Search the material and gather each line with "JSON" in it.

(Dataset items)
## START

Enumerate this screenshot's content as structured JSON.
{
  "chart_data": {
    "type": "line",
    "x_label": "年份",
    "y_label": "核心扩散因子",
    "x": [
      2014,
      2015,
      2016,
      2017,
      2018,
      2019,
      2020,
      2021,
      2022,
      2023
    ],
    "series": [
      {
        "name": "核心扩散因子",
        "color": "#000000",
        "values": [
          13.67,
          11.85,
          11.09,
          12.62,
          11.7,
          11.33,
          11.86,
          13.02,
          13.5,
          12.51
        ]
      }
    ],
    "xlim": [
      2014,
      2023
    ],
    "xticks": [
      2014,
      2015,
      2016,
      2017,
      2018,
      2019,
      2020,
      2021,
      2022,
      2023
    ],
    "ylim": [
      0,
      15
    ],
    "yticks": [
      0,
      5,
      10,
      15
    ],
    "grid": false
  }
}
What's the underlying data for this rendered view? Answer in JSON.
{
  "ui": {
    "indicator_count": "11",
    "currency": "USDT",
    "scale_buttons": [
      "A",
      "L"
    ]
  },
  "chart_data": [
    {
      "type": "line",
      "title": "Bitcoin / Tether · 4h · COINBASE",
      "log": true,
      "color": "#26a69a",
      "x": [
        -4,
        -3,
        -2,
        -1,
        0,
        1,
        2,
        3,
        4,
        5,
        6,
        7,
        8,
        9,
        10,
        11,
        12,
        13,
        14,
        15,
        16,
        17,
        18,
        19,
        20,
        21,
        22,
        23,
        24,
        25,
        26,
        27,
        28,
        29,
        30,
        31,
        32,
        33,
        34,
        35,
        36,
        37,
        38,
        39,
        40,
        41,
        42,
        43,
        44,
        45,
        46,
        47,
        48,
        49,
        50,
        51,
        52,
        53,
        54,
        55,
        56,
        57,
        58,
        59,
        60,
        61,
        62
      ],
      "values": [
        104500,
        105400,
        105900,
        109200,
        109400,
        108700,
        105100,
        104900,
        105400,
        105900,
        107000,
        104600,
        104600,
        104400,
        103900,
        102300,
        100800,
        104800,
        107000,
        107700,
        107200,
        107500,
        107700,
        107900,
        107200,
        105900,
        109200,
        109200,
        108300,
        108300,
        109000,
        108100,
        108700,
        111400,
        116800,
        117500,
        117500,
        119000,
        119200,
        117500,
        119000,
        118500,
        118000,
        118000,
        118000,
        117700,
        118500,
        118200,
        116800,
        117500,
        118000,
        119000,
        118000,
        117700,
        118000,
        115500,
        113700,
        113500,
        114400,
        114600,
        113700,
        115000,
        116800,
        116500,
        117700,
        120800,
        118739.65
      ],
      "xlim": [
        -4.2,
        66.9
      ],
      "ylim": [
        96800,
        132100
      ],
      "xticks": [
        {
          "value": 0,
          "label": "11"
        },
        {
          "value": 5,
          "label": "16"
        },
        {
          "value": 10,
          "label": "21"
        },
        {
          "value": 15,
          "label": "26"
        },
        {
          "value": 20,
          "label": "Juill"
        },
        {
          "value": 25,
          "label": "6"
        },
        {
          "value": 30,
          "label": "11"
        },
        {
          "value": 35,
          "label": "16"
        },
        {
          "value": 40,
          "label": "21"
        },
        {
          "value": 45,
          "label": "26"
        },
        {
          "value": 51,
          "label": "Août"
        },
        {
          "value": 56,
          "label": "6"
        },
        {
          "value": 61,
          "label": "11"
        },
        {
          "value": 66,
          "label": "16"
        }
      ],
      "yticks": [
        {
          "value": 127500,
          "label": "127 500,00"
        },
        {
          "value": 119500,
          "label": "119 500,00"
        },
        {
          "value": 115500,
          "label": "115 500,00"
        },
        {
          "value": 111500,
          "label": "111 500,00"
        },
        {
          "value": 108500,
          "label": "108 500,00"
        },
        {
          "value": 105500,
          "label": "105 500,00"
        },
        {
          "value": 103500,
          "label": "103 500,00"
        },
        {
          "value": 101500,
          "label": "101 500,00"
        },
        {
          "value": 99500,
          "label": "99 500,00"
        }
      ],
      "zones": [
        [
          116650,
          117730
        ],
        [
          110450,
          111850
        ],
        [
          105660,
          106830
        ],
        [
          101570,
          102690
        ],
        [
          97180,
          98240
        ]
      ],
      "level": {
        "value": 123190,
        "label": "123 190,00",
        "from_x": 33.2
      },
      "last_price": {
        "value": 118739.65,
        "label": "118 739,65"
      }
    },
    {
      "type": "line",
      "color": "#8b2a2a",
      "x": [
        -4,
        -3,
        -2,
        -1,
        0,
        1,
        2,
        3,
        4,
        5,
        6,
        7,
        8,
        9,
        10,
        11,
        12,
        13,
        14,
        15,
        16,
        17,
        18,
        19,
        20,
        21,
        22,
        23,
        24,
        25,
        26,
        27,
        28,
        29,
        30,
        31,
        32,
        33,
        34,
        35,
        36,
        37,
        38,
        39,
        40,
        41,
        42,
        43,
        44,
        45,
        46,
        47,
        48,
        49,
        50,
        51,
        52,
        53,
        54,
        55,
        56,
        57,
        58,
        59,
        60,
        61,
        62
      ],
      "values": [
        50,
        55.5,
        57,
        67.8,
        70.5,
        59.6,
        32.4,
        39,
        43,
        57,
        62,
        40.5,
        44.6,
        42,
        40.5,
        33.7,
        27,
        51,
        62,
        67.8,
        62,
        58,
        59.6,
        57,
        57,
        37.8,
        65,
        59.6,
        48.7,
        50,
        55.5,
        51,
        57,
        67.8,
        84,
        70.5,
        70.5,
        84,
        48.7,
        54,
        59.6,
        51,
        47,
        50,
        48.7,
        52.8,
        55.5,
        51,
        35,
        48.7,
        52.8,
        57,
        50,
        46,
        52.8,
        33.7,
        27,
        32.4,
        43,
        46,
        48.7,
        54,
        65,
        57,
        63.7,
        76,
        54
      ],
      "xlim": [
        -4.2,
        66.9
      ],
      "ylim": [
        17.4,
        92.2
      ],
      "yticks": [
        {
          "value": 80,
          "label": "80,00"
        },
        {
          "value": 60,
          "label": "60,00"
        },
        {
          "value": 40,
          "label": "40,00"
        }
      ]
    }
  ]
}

## END

* RESPONSE BELOW *
Enumerate this screenshot's content as structured JSON.
What's the underlying data for this rendered view? Answer in JSON.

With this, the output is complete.